• **Directions**
Identify every line in the records below that contains the word "Miguel", and copy each of those lines.

• **Input records**
[BEGIN]
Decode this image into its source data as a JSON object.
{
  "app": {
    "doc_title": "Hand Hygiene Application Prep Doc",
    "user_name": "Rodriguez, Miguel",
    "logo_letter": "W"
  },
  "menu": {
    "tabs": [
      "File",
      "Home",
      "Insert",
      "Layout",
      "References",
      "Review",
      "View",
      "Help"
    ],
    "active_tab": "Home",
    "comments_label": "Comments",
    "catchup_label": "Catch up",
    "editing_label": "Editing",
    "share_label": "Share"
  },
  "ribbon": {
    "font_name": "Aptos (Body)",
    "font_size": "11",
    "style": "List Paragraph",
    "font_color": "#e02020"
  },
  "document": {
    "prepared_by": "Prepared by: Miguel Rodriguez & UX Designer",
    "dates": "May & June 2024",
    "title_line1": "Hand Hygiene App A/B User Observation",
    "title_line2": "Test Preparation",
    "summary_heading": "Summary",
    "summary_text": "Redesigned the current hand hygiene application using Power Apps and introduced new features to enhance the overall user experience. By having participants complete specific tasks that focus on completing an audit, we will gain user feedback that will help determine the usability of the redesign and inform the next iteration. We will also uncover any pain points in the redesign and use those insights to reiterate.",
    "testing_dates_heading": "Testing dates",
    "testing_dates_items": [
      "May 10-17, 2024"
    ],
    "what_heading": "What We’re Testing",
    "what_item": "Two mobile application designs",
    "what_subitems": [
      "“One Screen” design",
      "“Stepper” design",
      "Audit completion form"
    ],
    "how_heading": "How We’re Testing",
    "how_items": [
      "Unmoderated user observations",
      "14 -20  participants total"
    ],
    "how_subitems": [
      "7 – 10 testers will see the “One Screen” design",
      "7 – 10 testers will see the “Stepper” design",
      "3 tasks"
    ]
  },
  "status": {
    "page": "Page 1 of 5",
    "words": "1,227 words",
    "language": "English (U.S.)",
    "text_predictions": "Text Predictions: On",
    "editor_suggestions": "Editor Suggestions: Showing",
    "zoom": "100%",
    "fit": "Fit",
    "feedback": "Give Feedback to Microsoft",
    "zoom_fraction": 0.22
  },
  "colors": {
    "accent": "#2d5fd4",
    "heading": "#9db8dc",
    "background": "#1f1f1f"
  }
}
[END]
• **Finished answer**
    "user_name": "Rodriguez, Miguel",
    "prepared_by": "Prepared by: Miguel Rodriguez & UX Designer",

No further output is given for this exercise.